THE TASK ->
Omit the pictures and output every entry below exactly as written.

RECORDED INFORMATION ->
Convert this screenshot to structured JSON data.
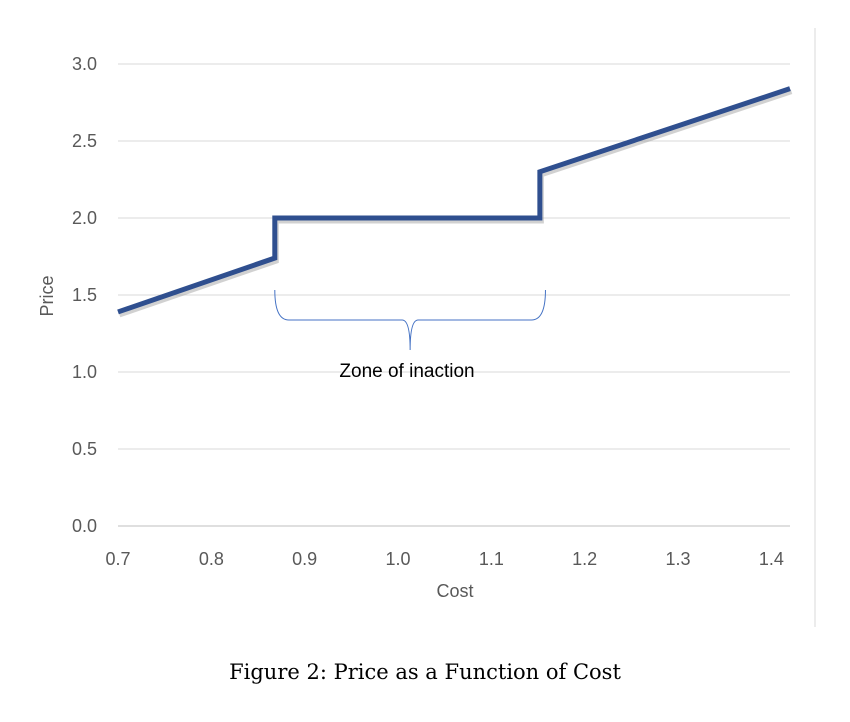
{
  "chart_data": {
    "type": "line",
    "xlabel": "Cost",
    "ylabel": "Price",
    "xlim": [
      0.7,
      1.42
    ],
    "ylim": [
      0.0,
      3.0
    ],
    "x_ticks": [
      "0.7",
      "0.8",
      "0.9",
      "1.0",
      "1.1",
      "1.2",
      "1.3",
      "1.4"
    ],
    "y_ticks": [
      "0.0",
      "0.5",
      "1.0",
      "1.5",
      "2.0",
      "2.5",
      "3.0"
    ],
    "grid": "horizontal",
    "series": [
      {
        "color": "#2f4f8f",
        "x": [
          0.7,
          0.868,
          0.868,
          1.152,
          1.152,
          1.42
        ],
        "y": [
          1.39,
          1.74,
          2.0,
          2.0,
          2.3,
          2.84
        ]
      }
    ],
    "annotation": {
      "text": "Zone of inaction",
      "x_start": 0.868,
      "x_end": 1.158,
      "type": "brace"
    }
  },
  "caption": "Figure 2: Price as a Function of Cost"
}
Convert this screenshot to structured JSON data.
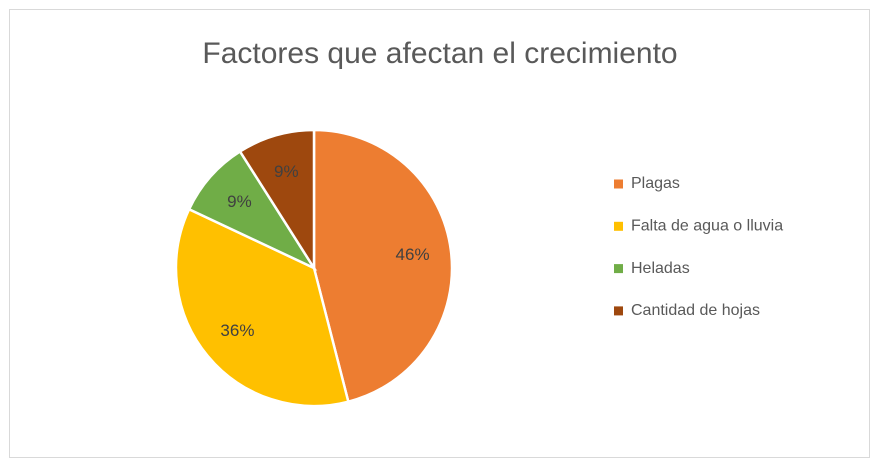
{
  "chart_data": {
    "type": "pie",
    "title": "Factores que afectan el crecimiento",
    "categories": [
      "Plagas",
      "Falta de agua o lluvia",
      "Heladas",
      "Cantidad de hojas"
    ],
    "values": [
      46,
      36,
      9,
      9
    ],
    "value_labels": [
      "46%",
      "36%",
      "9%",
      "9%"
    ],
    "colors": [
      "#ED7D31",
      "#FFC000",
      "#70AD47",
      "#9E480E"
    ],
    "legend": "right"
  }
}
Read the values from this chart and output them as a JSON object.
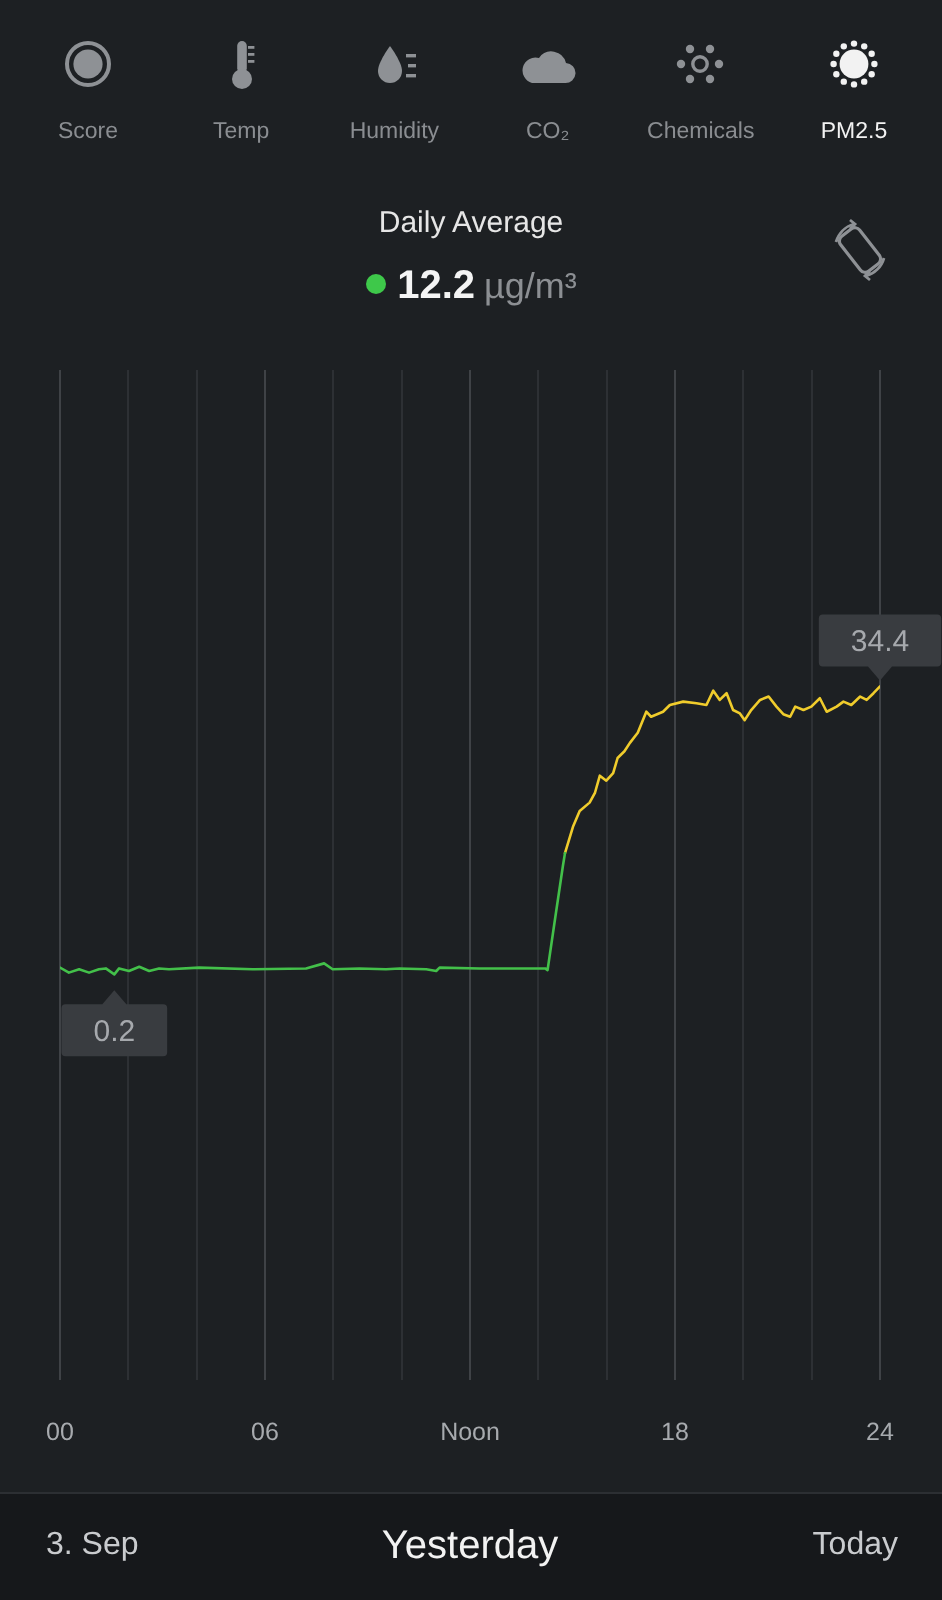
{
  "chart_data": {
    "type": "line",
    "title": "Daily Average",
    "subtitle": "12.2 µg/m³",
    "annotations": [
      "Score",
      "Temp",
      "Humidity",
      "CO₂",
      "Chemicals",
      "PM2.5",
      "3. Sep",
      "Yesterday",
      "Today"
    ],
    "xlim": [
      0,
      24
    ],
    "xticks": [
      {
        "value": 0,
        "label": "00"
      },
      {
        "value": 2,
        "label": null
      },
      {
        "value": 4,
        "label": null
      },
      {
        "value": 6,
        "label": "06"
      },
      {
        "value": 8,
        "label": null
      },
      {
        "value": 10,
        "label": null
      },
      {
        "value": 12,
        "label": "Noon"
      },
      {
        "value": 14,
        "label": null
      },
      {
        "value": 16,
        "label": null
      },
      {
        "value": 18,
        "label": "18"
      },
      {
        "value": 20,
        "label": null
      },
      {
        "value": 22,
        "label": null
      },
      {
        "value": 24,
        "label": "24"
      }
    ],
    "ylim": [
      -48,
      72
    ],
    "grid": "x",
    "tick_labels": "x",
    "marker": "none",
    "line_style": "solid",
    "legend": false,
    "series": [
      {
        "color": "#43c04a",
        "x": [
          0,
          0.26,
          0.56,
          0.85,
          1.14,
          1.34,
          1.59,
          1.73,
          2.02,
          2.32,
          2.61,
          2.9,
          3.19,
          4.07,
          5.64,
          7.2,
          7.73,
          7.98,
          8.76,
          9.54,
          9.94,
          10.72,
          11.01,
          11.11,
          12.28,
          14.2,
          14.27,
          14.49,
          14.72,
          14.78
        ],
        "values": [
          1.0,
          0.4,
          0.8,
          0.4,
          0.8,
          0.9,
          0.2,
          0.9,
          0.6,
          1.1,
          0.6,
          0.9,
          0.8,
          1.0,
          0.8,
          0.9,
          1.5,
          0.8,
          0.9,
          0.8,
          0.9,
          0.8,
          0.6,
          1.0,
          0.9,
          0.9,
          0.7,
          6.8,
          13.1,
          14.6
        ],
        "value_labels": [
          null,
          null,
          null,
          null,
          null,
          null,
          "0.2",
          null,
          null,
          null,
          null,
          null,
          null,
          null,
          null,
          null,
          null,
          null,
          null,
          null,
          null,
          null,
          null,
          null,
          null,
          null,
          null,
          null,
          null,
          null
        ]
      },
      {
        "color": "#f0cc2c",
        "x": [
          14.78,
          15.02,
          15.21,
          15.5,
          15.66,
          15.8,
          15.99,
          16.19,
          16.32,
          16.52,
          16.68,
          16.91,
          17.16,
          17.3,
          17.65,
          17.85,
          18.24,
          18.63,
          18.92,
          19.12,
          19.31,
          19.51,
          19.7,
          19.9,
          20.04,
          20.23,
          20.49,
          20.74,
          20.97,
          21.17,
          21.37,
          21.52,
          21.76,
          21.99,
          22.24,
          22.44,
          22.73,
          22.93,
          23.16,
          23.42,
          23.61,
          23.81,
          24
        ],
        "values": [
          14.6,
          17.8,
          19.6,
          20.6,
          21.8,
          23.8,
          23.2,
          24.1,
          25.9,
          26.7,
          27.7,
          28.9,
          31.4,
          30.8,
          31.4,
          32.2,
          32.6,
          32.4,
          32.2,
          33.9,
          32.8,
          33.6,
          31.6,
          31.2,
          30.4,
          31.6,
          32.8,
          33.2,
          32.0,
          31.1,
          30.8,
          32.0,
          31.6,
          32.0,
          33.0,
          31.4,
          32.0,
          32.6,
          32.2,
          33.2,
          32.8,
          33.6,
          34.4
        ],
        "value_labels": [
          null,
          null,
          null,
          null,
          null,
          null,
          null,
          null,
          null,
          null,
          null,
          null,
          null,
          null,
          null,
          null,
          null,
          null,
          null,
          null,
          null,
          null,
          null,
          null,
          null,
          null,
          null,
          null,
          null,
          null,
          null,
          null,
          null,
          null,
          null,
          null,
          null,
          null,
          null,
          null,
          null,
          null,
          "34.4"
        ]
      }
    ]
  }
}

FULL SOLUTION ->
Convert this screenshot to structured JSON data.
{
  "chart_data": {
    "type": "line",
    "xlabel": "Cost",
    "ylabel": "Price",
    "xlim": [
      0.7,
      1.42
    ],
    "ylim": [
      0.0,
      3.0
    ],
    "x_ticks": [
      "0.7",
      "0.8",
      "0.9",
      "1.0",
      "1.1",
      "1.2",
      "1.3",
      "1.4"
    ],
    "y_ticks": [
      "0.0",
      "0.5",
      "1.0",
      "1.5",
      "2.0",
      "2.5",
      "3.0"
    ],
    "grid": "horizontal",
    "series": [
      {
        "color": "#2f4f8f",
        "x": [
          0.7,
          0.868,
          0.868,
          1.152,
          1.152,
          1.42
        ],
        "y": [
          1.39,
          1.74,
          2.0,
          2.0,
          2.3,
          2.84
        ]
      }
    ],
    "annotation": {
      "text": "Zone of inaction",
      "x_start": 0.868,
      "x_end": 1.158,
      "type": "brace"
    }
  },
  "caption": "Figure 2: Price as a Function of Cost"
}
Convert this screenshot to structured JSON data.
{
  "chart_data": {
    "type": "pie",
    "title": "Factores que afectan el crecimiento",
    "categories": [
      "Plagas",
      "Falta de agua o lluvia",
      "Heladas",
      "Cantidad de hojas"
    ],
    "values": [
      46,
      36,
      9,
      9
    ],
    "value_labels": [
      "46%",
      "36%",
      "9%",
      "9%"
    ],
    "colors": [
      "#ED7D31",
      "#FFC000",
      "#70AD47",
      "#9E480E"
    ],
    "legend": "right"
  }
}
Read the values from this chart and output them as a JSON object.
{
  "chart_data": {
    "type": "line",
    "title": "Daily Average",
    "subtitle": "12.2 µg/m³",
    "annotations": [
      "Score",
      "Temp",
      "Humidity",
      "CO₂",
      "Chemicals",
      "PM2.5",
      "3. Sep",
      "Yesterday",
      "Today"
    ],
    "xlim": [
      0,
      24
    ],
    "xticks": [
      {
        "value": 0,
        "label": "00"
      },
      {
        "value": 2,
        "label": null
      },
      {
        "value": 4,
        "label": null
      },
      {
        "value": 6,
        "label": "06"
      },
      {
        "value": 8,
        "label": null
      },
      {
        "value": 10,
        "label": null
      },
      {
        "value": 12,
        "label": "Noon"
      },
      {
        "value": 14,
        "label": null
      },
      {
        "value": 16,
        "label": null
      },
      {
        "value": 18,
        "label": "18"
      },
      {
        "value": 20,
        "label": null
      },
      {
        "value": 22,
        "label": null
      },
      {
        "value": 24,
        "label": "24"
      }
    ],
    "ylim": [
      -48,
      72
    ],
    "grid": "x",
    "tick_labels": "x",
    "marker": "none",
    "line_style": "solid",
    "legend": false,
    "series": [
      {
        "color": "#43c04a",
        "x": [
          0,
          0.26,
          0.56,
          0.85,
          1.14,
          1.34,
          1.59,
          1.73,
          2.02,
          2.32,
          2.61,
          2.9,
          3.19,
          4.07,
          5.64,
          7.2,
          7.73,
          7.98,
          8.76,
          9.54,
          9.94,
          10.72,
          11.01,
          11.11,
          12.28,
          14.2,
          14.27,
          14.49,
          14.72,
          14.78
        ],
        "values": [
          1.0,
          0.4,
          0.8,
          0.4,
          0.8,
          0.9,
          0.2,
          0.9,
          0.6,
          1.1,
          0.6,
          0.9,
          0.8,
          1.0,
          0.8,
          0.9,
          1.5,
          0.8,
          0.9,
          0.8,
          0.9,
          0.8,
          0.6,
          1.0,
          0.9,
          0.9,
          0.7,
          6.8,
          13.1,
          14.6
        ],
        "value_labels": [
          null,
          null,
          null,
          null,
          null,
          null,
          "0.2",
          null,
          null,
          null,
          null,
          null,
          null,
          null,
          null,
          null,
          null,
          null,
          null,
          null,
          null,
          null,
          null,
          null,
          null,
          null,
          null,
          null,
          null,
          null
        ]
      },
      {
        "color": "#f0cc2c",
        "x": [
          14.78,
          15.02,
          15.21,
          15.5,
          15.66,
          15.8,
          15.99,
          16.19,
          16.32,
          16.52,
          16.68,
          16.91,
          17.16,
          17.3,
          17.65,
          17.85,
          18.24,
          18.63,
          18.92,
          19.12,
          19.31,
          19.51,
          19.7,
          19.9,
          20.04,
          20.23,
          20.49,
          20.74,
          20.97,
          21.17,
          21.37,
          21.52,
          21.76,
          21.99,
          22.24,
          22.44,
          22.73,
          22.93,
          23.16,
          23.42,
          23.61,
          23.81,
          24
        ],
        "values": [
          14.6,
          17.8,
          19.6,
          20.6,
          21.8,
          23.8,
          23.2,
          24.1,
          25.9,
          26.7,
          27.7,
          28.9,
          31.4,
          30.8,
          31.4,
          32.2,
          32.6,
          32.4,
          32.2,
          33.9,
          32.8,
          33.6,
          31.6,
          31.2,
          30.4,
          31.6,
          32.8,
          33.2,
          32.0,
          31.1,
          30.8,
          32.0,
          31.6,
          32.0,
          33.0,
          31.4,
          32.0,
          32.6,
          32.2,
          33.2,
          32.8,
          33.6,
          34.4
        ],
        "value_labels": [
          null,
          null,
          null,
          null,
          null,
          null,
          null,
          null,
          null,
          null,
          null,
          null,
          null,
          null,
          null,
          null,
          null,
          null,
          null,
          null,
          null,
          null,
          null,
          null,
          null,
          null,
          null,
          null,
          null,
          null,
          null,
          null,
          null,
          null,
          null,
          null,
          null,
          null,
          null,
          null,
          null,
          null,
          "34.4"
        ]
      }
    ]
  }
}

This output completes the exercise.